The request. Copy out each line below exactly as it appears.

A block of data:

★ ★ ★ ★ ★

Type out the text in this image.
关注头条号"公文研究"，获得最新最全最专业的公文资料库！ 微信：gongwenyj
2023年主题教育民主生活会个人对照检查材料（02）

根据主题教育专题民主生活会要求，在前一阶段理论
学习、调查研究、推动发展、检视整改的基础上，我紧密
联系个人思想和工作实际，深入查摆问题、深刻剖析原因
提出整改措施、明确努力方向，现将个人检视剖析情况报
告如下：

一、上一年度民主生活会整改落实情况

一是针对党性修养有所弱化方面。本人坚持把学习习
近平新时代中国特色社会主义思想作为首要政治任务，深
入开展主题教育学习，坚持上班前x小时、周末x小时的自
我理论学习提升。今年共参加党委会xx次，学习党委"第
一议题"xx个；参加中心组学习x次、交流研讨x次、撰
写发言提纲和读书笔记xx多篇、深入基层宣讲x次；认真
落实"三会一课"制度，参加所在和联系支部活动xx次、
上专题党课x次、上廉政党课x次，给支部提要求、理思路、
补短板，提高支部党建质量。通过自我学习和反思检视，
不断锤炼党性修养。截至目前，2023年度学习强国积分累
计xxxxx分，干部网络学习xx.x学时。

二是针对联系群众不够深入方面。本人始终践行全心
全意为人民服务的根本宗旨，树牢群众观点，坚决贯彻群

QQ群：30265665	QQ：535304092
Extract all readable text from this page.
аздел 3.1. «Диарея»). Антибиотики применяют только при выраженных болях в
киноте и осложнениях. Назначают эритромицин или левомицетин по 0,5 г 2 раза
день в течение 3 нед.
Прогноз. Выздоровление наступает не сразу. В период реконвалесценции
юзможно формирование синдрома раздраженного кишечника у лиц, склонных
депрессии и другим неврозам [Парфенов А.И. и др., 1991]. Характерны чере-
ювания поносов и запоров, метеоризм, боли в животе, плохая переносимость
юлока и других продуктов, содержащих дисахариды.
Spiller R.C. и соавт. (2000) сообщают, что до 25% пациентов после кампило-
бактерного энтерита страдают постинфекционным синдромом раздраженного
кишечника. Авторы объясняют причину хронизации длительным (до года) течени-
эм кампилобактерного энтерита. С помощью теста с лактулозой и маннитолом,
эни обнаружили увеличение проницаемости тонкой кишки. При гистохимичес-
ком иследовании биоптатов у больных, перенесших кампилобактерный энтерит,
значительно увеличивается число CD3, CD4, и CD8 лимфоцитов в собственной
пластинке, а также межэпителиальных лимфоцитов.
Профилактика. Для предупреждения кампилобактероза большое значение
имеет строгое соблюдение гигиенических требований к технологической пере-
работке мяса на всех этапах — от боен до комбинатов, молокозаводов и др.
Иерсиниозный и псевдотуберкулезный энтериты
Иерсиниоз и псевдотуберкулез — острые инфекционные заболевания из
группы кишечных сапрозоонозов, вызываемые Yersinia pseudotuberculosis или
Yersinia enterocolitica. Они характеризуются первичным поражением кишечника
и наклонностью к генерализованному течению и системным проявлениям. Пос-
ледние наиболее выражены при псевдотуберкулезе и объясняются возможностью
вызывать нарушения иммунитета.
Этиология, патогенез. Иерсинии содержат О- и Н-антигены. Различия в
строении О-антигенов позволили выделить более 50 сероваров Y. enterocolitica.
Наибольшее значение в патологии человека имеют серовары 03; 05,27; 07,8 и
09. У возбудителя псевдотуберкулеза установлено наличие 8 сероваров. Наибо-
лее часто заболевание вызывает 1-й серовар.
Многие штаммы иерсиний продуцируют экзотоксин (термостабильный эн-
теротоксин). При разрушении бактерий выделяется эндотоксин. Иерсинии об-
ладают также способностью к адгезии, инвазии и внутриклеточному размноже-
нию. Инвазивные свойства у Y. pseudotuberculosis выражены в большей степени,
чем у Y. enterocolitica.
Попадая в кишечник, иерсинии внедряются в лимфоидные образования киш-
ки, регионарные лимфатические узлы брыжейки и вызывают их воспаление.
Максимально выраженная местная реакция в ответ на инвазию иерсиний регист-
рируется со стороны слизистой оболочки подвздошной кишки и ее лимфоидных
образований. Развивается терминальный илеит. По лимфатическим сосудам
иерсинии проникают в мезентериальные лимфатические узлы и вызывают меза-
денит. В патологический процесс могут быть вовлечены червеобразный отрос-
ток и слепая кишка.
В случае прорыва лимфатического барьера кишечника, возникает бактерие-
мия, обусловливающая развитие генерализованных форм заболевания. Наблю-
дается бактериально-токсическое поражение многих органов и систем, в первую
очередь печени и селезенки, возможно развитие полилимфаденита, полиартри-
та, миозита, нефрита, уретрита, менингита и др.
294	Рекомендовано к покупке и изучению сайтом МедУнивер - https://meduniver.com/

★ ★ ★ ★ ★

Solution below.
Type out the text in this image.
关注头条号"公文研究"，获得最新最全最专业的公文资料库！ 微信：gongwenyj
2023年主题教育民主生活会个人对照检查材料（02）

根据主题教育专题民主生活会要求，在前一阶段理论
学习、调查研究、推动发展、检视整改的基础上，我紧密
联系个人思想和工作实际，深入查摆问题、深刻剖析原因
提出整改措施、明确努力方向，现将个人检视剖析情况报
告如下：

一、上一年度民主生活会整改落实情况

一是针对党性修养有所弱化方面。本人坚持把学习习
近平新时代中国特色社会主义思想作为首要政治任务，深
入开展主题教育学习，坚持上班前x小时、周末x小时的自
我理论学习提升。今年共参加党委会xx次，学习党委"第
一议题"xx个；参加中心组学习x次、交流研讨x次、撰
写发言提纲和读书笔记xx多篇、深入基层宣讲x次；认真
落实"三会一课"制度，参加所在和联系支部活动xx次、
上专题党课x次、上廉政党课x次，给支部提要求、理思路、
补短板，提高支部党建质量。通过自我学习和反思检视，
不断锤炼党性修养。截至目前，2023年度学习强国积分累
计xxxxx分，干部网络学习xx.x学时。

二是针对联系群众不够深入方面。本人始终践行全心
全意为人民服务的根本宗旨，树牢群众观点，坚决贯彻群

QQ群：30265665	QQ：535304092
Extract all readable text from this page.
аздел 3.1. «Диарея»). Антибиотики применяют только при выраженных болях в
киноте и осложнениях. Назначают эритромицин или левомицетин по 0,5 г 2 раза
день в течение 3 нед.
Прогноз. Выздоровление наступает не сразу. В период реконвалесценции
юзможно формирование синдрома раздраженного кишечника у лиц, склонных
депрессии и другим неврозам [Парфенов А.И. и др., 1991]. Характерны чере-
ювания поносов и запоров, метеоризм, боли в животе, плохая переносимость
юлока и других продуктов, содержащих дисахариды.
Spiller R.C. и соавт. (2000) сообщают, что до 25% пациентов после кампило-
бактерного энтерита страдают постинфекционным синдромом раздраженного
кишечника. Авторы объясняют причину хронизации длительным (до года) течени-
эм кампилобактерного энтерита. С помощью теста с лактулозой и маннитолом,
эни обнаружили увеличение проницаемости тонкой кишки. При гистохимичес-
ком иследовании биоптатов у больных, перенесших кампилобактерный энтерит,
значительно увеличивается число CD3, CD4, и CD8 лимфоцитов в собственной
пластинке, а также межэпителиальных лимфоцитов.
Профилактика. Для предупреждения кампилобактероза большое значение
имеет строгое соблюдение гигиенических требований к технологической пере-
работке мяса на всех этапах — от боен до комбинатов, молокозаводов и др.
Иерсиниозный и псевдотуберкулезный энтериты
Иерсиниоз и псевдотуберкулез — острые инфекционные заболевания из
группы кишечных сапрозоонозов, вызываемые Yersinia pseudotuberculosis или
Yersinia enterocolitica. Они характеризуются первичным поражением кишечника
и наклонностью к генерализованному течению и системным проявлениям. Пос-
ледние наиболее выражены при псевдотуберкулезе и объясняются возможностью
вызывать нарушения иммунитета.
Этиология, патогенез. Иерсинии содержат О- и Н-антигены. Различия в
строении О-антигенов позволили выделить более 50 сероваров Y. enterocolitica.
Наибольшее значение в патологии человека имеют серовары 03; 05,27; 07,8 и
09. У возбудителя псевдотуберкулеза установлено наличие 8 сероваров. Наибо-
лее часто заболевание вызывает 1-й серовар.
Многие штаммы иерсиний продуцируют экзотоксин (термостабильный эн-
теротоксин). При разрушении бактерий выделяется эндотоксин. Иерсинии об-
ладают также способностью к адгезии, инвазии и внутриклеточному размноже-
нию. Инвазивные свойства у Y. pseudotuberculosis выражены в большей степени,
чем у Y. enterocolitica.
Попадая в кишечник, иерсинии внедряются в лимфоидные образования киш-
ки, регионарные лимфатические узлы брыжейки и вызывают их воспаление.
Максимально выраженная местная реакция в ответ на инвазию иерсиний регист-
рируется со стороны слизистой оболочки подвздошной кишки и ее лимфоидных
образований. Развивается терминальный илеит. По лимфатическим сосудам
иерсинии проникают в мезентериальные лимфатические узлы и вызывают меза-
денит. В патологический процесс могут быть вовлечены червеобразный отрос-
ток и слепая кишка.
В случае прорыва лимфатического барьера кишечника, возникает бактерие-
мия, обусловливающая развитие генерализованных форм заболевания. Наблю-
дается бактериально-токсическое поражение многих органов и систем, в первую
очередь печени и селезенки, возможно развитие полилимфаденита, полиартри-
та, миозита, нефрита, уретрита, менингита и др.
294	Рекомендовано к покупке и изучению сайтом МедУнивер - https://meduniver.com/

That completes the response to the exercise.